[Records contained in a dataset]

-- Start --

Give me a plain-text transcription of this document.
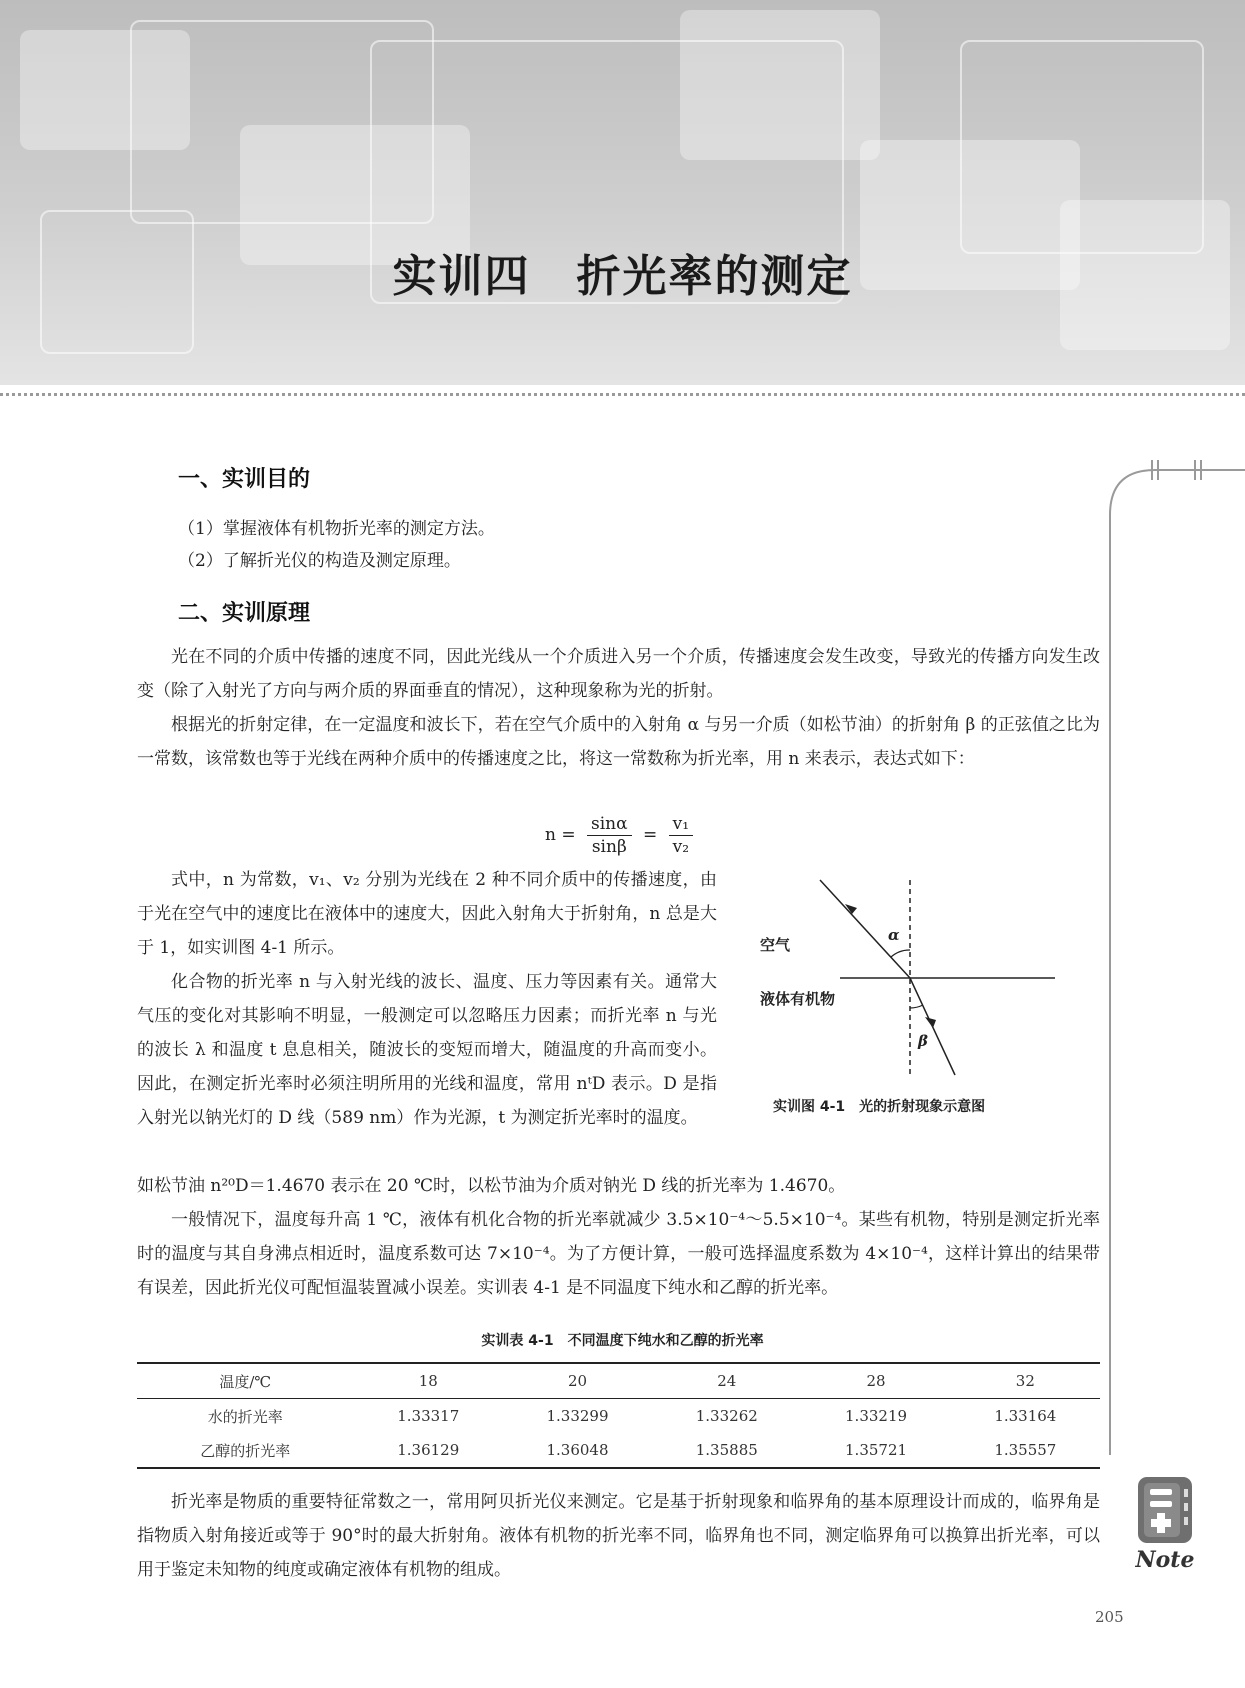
实训四　折光率的测定
一、实训目的
（1）掌握液体有机物折光率的测定方法。
（2）了解折光仪的构造及测定原理。
二、实训原理
光在不同的介质中传播的速度不同，因此光线从一个介质进入另一个介质，传播速度会发生改变，导致光的传播方向发生改变（除了入射光了方向与两介质的界面垂直的情况），这种现象称为光的折射。
根据光的折射定律，在一定温度和波长下，若在空气介质中的入射角 α 与另一介质（如松节油）的折射角 β 的正弦值之比为一常数，该常数也等于光线在两种介质中的传播速度之比，将这一常数称为折光率，用 n 来表示，表达式如下：
$n = \frac{\sin\alpha}{\sin\beta} = \frac{\text{v₁}}{\text{v₂}}$
式中，n 为常数，v₁、v₂ 分别为光线在 2 种不同介质中的传播速度，由于光在空气中的速度比在液体中的速度大，因此入射角大于折射角，n 总是大于 1，如实训图 4-1 所示。
化合物的折光率 n 与入射光线的波长、温度、压力等因素有关。通常大气压的变化对其影响不明显，一般测定可以忽略压力因素；而折光率 n 与光的波长 λ 和温度 t 息息相关，随波长的变短而增大，随温度的升高而变小。因此，在测定折光率时必须注明所用的光线和温度，常用 nᵗD 表示。D 是指入射光以钠光灯的 D 线（589 nm）作为光源，t 为测定折光率时的温度。
如松节油 n²⁰D＝1.4670 表示在 20 ℃时，以松节油为介质对钠光 D 线的折光率为 1.4670。
一般情况下，温度每升高 1 ℃，液体有机化合物的折光率就减少 3.5×10⁻⁴～5.5×10⁻⁴。某些有机物，特别是测定折光率时的温度与其自身沸点相近时，温度系数可达 7×10⁻⁴。为了方便计算，一般可选择温度系数为 4×10⁻⁴，这样计算出的结果带有误差，因此折光仪可配恒温装置减小误差。实训表 4-1 是不同温度下纯水和乙醇的折光率。
空气
液体有机物
α
β
实训图 4-1　光的折射现象示意图
实训表 4-1　不同温度下纯水和乙醇的折光率
温度/℃	18	20	24	28	32
水的折光率	1.33317	1.33299	1.33262	1.33219	1.33164
乙醇的折光率	1.36129	1.36048	1.35885	1.35721	1.35557
折光率是物质的重要特征常数之一，常用阿贝折光仪来测定。它是基于折射现象和临界角的基本原理设计而成的，临界角是指物质入射角接近或等于 90°时的最大折射角。液体有机物的折光率不同，临界角也不同，测定临界角可以换算出折光率，可以用于鉴定未知物的纯度或确定液体有机物的组成。	Note
205
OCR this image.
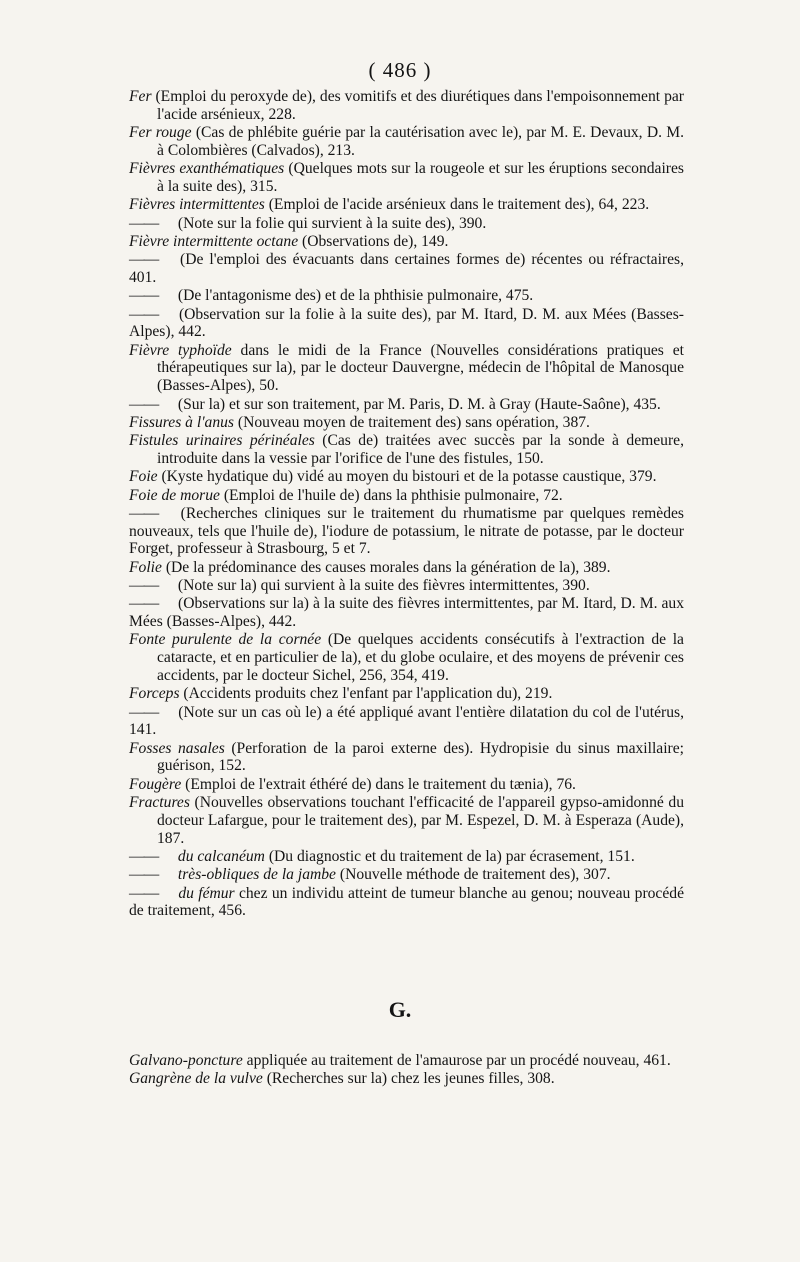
( 486 )

Fer (Emploi du peroxyde de), des vomitifs et des diurétiques dans l'empoisonnement par l'acide arsénieux, 228.

Fer rouge (Cas de phlébite guérie par la cautérisation avec le), par M. E. Devaux, D. M. à Colombières (Calvados), 213.

Fièvres exanthématiques (Quelques mots sur la rougeole et sur les éruptions secondaires à la suite des), 315.

Fièvres intermittentes (Emploi de l'acide arsénieux dans le traitement des), 64, 223.

—— (Note sur la folie qui survient à la suite des), 390.

Fièvre intermittente octane (Observations de), 149.

—— (De l'emploi des évacuants dans certaines formes de) récentes ou réfractaires, 401.

—— (De l'antagonisme des) et de la phthisie pulmonaire, 475.

—— (Observation sur la folie à la suite des), par M. Itard, D. M. aux Mées (Basses-Alpes), 442.

Fièvre typhoïde dans le midi de la France (Nouvelles considérations pratiques et thérapeutiques sur la), par le docteur Dauvergne, médecin de l'hôpital de Manosque (Basses-Alpes), 50.

—— (Sur la) et sur son traitement, par M. Paris, D. M. à Gray (Haute-Saône), 435.

Fissures à l'anus (Nouveau moyen de traitement des) sans opération, 387.

Fistules urinaires périnéales (Cas de) traitées avec succès par la sonde à demeure, introduite dans la vessie par l'orifice de l'une des fistules, 150.

Foie (Kyste hydatique du) vidé au moyen du bistouri et de la potasse caustique, 379.

Foie de morue (Emploi de l'huile de) dans la phthisie pulmonaire, 72.

—— (Recherches cliniques sur le traitement du rhumatisme par quelques remèdes nouveaux, tels que l'huile de), l'iodure de potassium, le nitrate de potasse, par le docteur Forget, professeur à Strasbourg, 5 et 7.

Folie (De la prédominance des causes morales dans la génération de la), 389.

—— (Note sur la) qui survient à la suite des fièvres intermittentes, 390.

—— (Observations sur la) à la suite des fièvres intermittentes, par M. Itard, D. M. aux Mées (Basses-Alpes), 442.

Fonte purulente de la cornée (De quelques accidents consécutifs à l'extraction de la cataracte, et en particulier de la), et du globe oculaire, et des moyens de prévenir ces accidents, par le docteur Sichel, 256, 354, 419.

Forceps (Accidents produits chez l'enfant par l'application du), 219.

—— (Note sur un cas où le) a été appliqué avant l'entière dilatation du col de l'utérus, 141.

Fosses nasales (Perforation de la paroi externe des). Hydropisie du sinus maxillaire; guérison, 152.

Fougère (Emploi de l'extrait éthéré de) dans le traitement du tænia), 76.

Fractures (Nouvelles observations touchant l'efficacité de l'appareil gypso-amidonné du docteur Lafargue, pour le traitement des), par M. Espezel, D. M. à Esperaza (Aude), 187.

—— du calcanéum (Du diagnostic et du traitement de la) par écrasement, 151.

—— très-obliques de la jambe (Nouvelle méthode de traitement des), 307.

—— du fémur chez un individu atteint de tumeur blanche au genou; nouveau procédé de traitement, 456.

G.

Galvano-poncture appliquée au traitement de l'amaurose par un procédé nouveau, 461.

Gangrène de la vulve (Recherches sur la) chez les jeunes filles, 308.
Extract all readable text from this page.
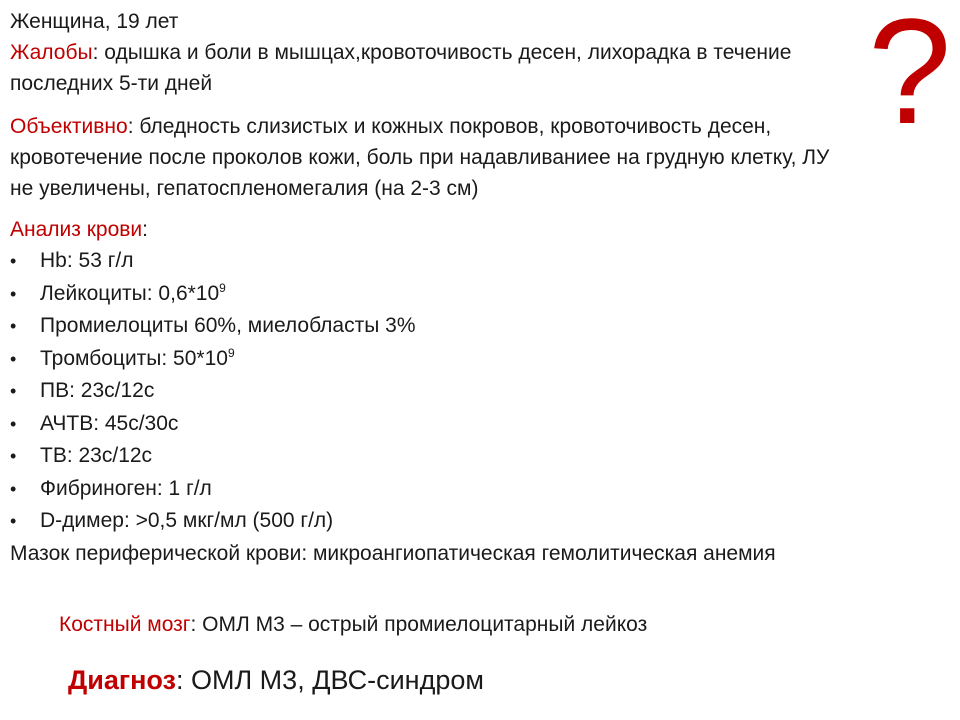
?
Женщина, 19 лет
Жалобы: одышка и боли в мышцах,кровоточивость десен, лихорадка в течение последних 5-ти дней
Объективно: бледность слизистых и кожных покровов, кровоточивость десен, кровотечение после проколов кожи, боль при надавливаниее на грудную клетку, ЛУ не увеличены, гепатоспленомегалия (на 2-3 см)
Анализ крови:
• Hb: 53 г/л
• Лейкоциты: $0,6*10^9$
• Промиелоциты 60%, миелобласты 3%
• Тромбоциты: $50*10^9$
• ПВ: 23с/12с
• АЧТВ: 45с/30с
• ТВ: 23с/12с
• Фибриноген: 1 г/л
• D-димер: >0,5 мкг/мл (500 г/л)
Мазок периферической крови: микроангиопатическая гемолитическая анемия
Костный мозг: ОМЛ М3 – острый промиелоцитарный лейкоз
Диагноз: ОМЛ М3, ДВС-синдром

-- End --

REQUIRED WORK: Identify each line of the material where the word "Foie" shows up, and copy it.

TASK RESULT:
Foie (Kyste hydatique du) vidé au moyen du bistouri et de la potasse caustique, 379.
Foie de morue (Emploi de l'huile de) dans la phthisie pulmonaire, 72.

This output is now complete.